:: Job ::
Reproduce every one of the records below word for word, keeping each line in its original order.

:: Dataset records ::

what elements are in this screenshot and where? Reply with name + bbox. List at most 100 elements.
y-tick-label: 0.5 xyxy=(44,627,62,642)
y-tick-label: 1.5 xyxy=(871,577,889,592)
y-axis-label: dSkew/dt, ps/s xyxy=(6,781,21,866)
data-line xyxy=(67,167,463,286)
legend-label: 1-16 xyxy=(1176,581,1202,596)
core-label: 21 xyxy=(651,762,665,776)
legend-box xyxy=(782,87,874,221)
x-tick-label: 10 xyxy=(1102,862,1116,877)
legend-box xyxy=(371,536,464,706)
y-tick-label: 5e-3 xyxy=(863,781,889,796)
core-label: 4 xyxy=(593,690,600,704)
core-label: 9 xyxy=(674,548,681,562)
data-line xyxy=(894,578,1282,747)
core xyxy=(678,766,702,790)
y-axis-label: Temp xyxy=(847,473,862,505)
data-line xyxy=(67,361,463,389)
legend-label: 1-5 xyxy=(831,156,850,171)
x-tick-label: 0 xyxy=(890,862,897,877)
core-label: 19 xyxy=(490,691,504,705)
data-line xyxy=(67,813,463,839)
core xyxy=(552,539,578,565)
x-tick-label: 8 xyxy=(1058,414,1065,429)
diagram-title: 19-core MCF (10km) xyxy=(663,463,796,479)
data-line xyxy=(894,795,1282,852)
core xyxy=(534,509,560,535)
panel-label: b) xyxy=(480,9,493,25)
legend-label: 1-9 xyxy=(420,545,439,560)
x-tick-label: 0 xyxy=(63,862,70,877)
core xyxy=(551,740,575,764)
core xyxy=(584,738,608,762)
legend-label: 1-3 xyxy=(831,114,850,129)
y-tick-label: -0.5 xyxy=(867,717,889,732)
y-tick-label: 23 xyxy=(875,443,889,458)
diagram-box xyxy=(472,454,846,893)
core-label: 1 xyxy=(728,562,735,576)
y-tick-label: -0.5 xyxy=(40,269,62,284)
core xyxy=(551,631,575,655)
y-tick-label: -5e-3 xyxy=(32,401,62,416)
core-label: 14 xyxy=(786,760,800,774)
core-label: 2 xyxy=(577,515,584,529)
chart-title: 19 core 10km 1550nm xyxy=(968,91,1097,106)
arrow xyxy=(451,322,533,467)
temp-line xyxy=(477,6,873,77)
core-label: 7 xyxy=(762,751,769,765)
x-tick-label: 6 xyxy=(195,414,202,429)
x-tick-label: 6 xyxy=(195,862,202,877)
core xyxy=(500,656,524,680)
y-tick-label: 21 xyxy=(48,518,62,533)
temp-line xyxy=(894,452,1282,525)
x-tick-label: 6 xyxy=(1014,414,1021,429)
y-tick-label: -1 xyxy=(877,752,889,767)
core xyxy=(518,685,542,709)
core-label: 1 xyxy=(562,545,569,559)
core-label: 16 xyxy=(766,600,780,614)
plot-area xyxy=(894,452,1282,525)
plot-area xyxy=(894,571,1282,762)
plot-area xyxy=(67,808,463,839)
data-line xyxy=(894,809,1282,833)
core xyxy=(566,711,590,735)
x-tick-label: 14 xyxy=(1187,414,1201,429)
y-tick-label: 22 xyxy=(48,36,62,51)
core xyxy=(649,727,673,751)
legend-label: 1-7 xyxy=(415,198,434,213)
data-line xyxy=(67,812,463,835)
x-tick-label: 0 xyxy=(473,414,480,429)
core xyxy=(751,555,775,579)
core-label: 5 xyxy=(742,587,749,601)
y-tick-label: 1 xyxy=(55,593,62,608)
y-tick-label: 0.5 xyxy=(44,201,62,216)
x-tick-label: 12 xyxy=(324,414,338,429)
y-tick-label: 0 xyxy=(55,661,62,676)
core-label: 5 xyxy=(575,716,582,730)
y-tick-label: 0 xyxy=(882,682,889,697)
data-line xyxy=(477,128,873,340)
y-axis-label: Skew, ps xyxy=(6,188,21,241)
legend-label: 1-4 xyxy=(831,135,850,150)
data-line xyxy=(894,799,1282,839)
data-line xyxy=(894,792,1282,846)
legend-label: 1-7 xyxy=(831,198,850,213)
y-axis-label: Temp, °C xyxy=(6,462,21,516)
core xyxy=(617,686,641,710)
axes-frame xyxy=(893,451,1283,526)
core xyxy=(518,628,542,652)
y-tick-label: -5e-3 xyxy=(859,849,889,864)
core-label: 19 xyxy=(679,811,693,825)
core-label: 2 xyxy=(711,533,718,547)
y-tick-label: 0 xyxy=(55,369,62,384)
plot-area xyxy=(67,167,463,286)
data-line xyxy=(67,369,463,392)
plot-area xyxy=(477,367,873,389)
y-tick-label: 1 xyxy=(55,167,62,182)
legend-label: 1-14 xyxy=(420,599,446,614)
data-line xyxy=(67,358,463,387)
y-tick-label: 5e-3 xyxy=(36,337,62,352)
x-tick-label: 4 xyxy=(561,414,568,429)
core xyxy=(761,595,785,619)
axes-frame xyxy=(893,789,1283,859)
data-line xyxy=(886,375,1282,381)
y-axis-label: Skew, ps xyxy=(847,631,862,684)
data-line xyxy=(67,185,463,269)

:: Exercise response ::
what elements are in this screenshot and where? Reply with name + bbox. List at most 100 elements.
y-tick-label: 0.5 xyxy=(44,627,62,642)
y-tick-label: 1.5 xyxy=(871,577,889,592)
y-axis-label: dSkew/dt, ps/s xyxy=(6,781,21,866)
data-line xyxy=(67,167,463,286)
legend-label: 1-16 xyxy=(1176,581,1202,596)
core-label: 21 xyxy=(651,762,665,776)
legend-box xyxy=(782,87,874,221)
x-tick-label: 10 xyxy=(1102,862,1116,877)
legend-box xyxy=(371,536,464,706)
y-tick-label: 5e-3 xyxy=(863,781,889,796)
core-label: 4 xyxy=(593,690,600,704)
core-label: 9 xyxy=(674,548,681,562)
data-line xyxy=(894,578,1282,747)
core xyxy=(678,766,702,790)
y-axis-label: Temp xyxy=(847,473,862,505)
data-line xyxy=(67,361,463,389)
legend-label: 1-5 xyxy=(831,156,850,171)
x-tick-label: 0 xyxy=(890,862,897,877)
core-label: 19 xyxy=(490,691,504,705)
data-line xyxy=(67,813,463,839)
core xyxy=(552,539,578,565)
x-tick-label: 8 xyxy=(1058,414,1065,429)
diagram-title: 19-core MCF (10km) xyxy=(663,463,796,479)
data-line xyxy=(894,795,1282,852)
core xyxy=(534,509,560,535)
panel-label: b) xyxy=(480,9,493,25)
legend-label: 1-9 xyxy=(420,545,439,560)
x-tick-label: 0 xyxy=(63,862,70,877)
core xyxy=(551,740,575,764)
core xyxy=(584,738,608,762)
legend-label: 1-3 xyxy=(831,114,850,129)
y-tick-label: -0.5 xyxy=(867,717,889,732)
y-tick-label: 23 xyxy=(875,443,889,458)
diagram-box xyxy=(472,454,846,893)
core-label: 1 xyxy=(728,562,735,576)
y-tick-label: -0.5 xyxy=(40,269,62,284)
core xyxy=(551,631,575,655)
y-tick-label: -5e-3 xyxy=(32,401,62,416)
core-label: 14 xyxy=(786,760,800,774)
core-label: 2 xyxy=(577,515,584,529)
chart-title: 19 core 10km 1550nm xyxy=(968,91,1097,106)
arrow xyxy=(451,322,533,467)
temp-line xyxy=(477,6,873,77)
core-label: 7 xyxy=(762,751,769,765)
x-tick-label: 6 xyxy=(195,414,202,429)
x-tick-label: 6 xyxy=(195,862,202,877)
core xyxy=(500,656,524,680)
y-tick-label: 21 xyxy=(48,518,62,533)
temp-line xyxy=(894,452,1282,525)
x-tick-label: 6 xyxy=(1014,414,1021,429)
y-tick-label: -1 xyxy=(877,752,889,767)
core xyxy=(518,685,542,709)
core-label: 1 xyxy=(562,545,569,559)
core-label: 16 xyxy=(766,600,780,614)
plot-area xyxy=(894,452,1282,525)
plot-area xyxy=(894,571,1282,762)
plot-area xyxy=(67,808,463,839)
data-line xyxy=(894,809,1282,833)
core xyxy=(566,711,590,735)
x-tick-label: 14 xyxy=(1187,414,1201,429)
y-tick-label: 22 xyxy=(48,36,62,51)
core xyxy=(649,727,673,751)
legend-label: 1-7 xyxy=(415,198,434,213)
data-line xyxy=(67,812,463,835)
x-tick-label: 0 xyxy=(473,414,480,429)
core xyxy=(751,555,775,579)
core-label: 5 xyxy=(742,587,749,601)
y-tick-label: 1 xyxy=(55,593,62,608)
y-tick-label: 0.5 xyxy=(44,201,62,216)
x-tick-label: 12 xyxy=(324,414,338,429)
y-tick-label: 0 xyxy=(55,661,62,676)
core-label: 5 xyxy=(575,716,582,730)
y-tick-label: 0 xyxy=(882,682,889,697)
data-line xyxy=(477,128,873,340)
y-axis-label: Skew, ps xyxy=(6,188,21,241)
legend-label: 1-4 xyxy=(831,135,850,150)
data-line xyxy=(894,799,1282,839)
data-line xyxy=(894,792,1282,846)
legend-label: 1-7 xyxy=(831,198,850,213)
y-axis-label: Temp, °C xyxy=(6,462,21,516)
core xyxy=(617,686,641,710)
axes-frame xyxy=(893,451,1283,526)
core xyxy=(518,628,542,652)
y-tick-label: -5e-3 xyxy=(859,849,889,864)
core-label: 19 xyxy=(679,811,693,825)
core-label: 2 xyxy=(711,533,718,547)
y-tick-label: 0 xyxy=(55,369,62,384)
plot-area xyxy=(67,167,463,286)
data-line xyxy=(67,369,463,392)
plot-area xyxy=(477,367,873,389)
y-tick-label: 1 xyxy=(55,167,62,182)
legend-label: 1-14 xyxy=(420,599,446,614)
data-line xyxy=(67,358,463,387)
y-tick-label: 5e-3 xyxy=(36,337,62,352)
x-tick-label: 4 xyxy=(561,414,568,429)
core xyxy=(761,595,785,619)
axes-frame xyxy=(893,789,1283,859)
data-line xyxy=(886,375,1282,381)
y-axis-label: Skew, ps xyxy=(847,631,862,684)
data-line xyxy=(67,185,463,269)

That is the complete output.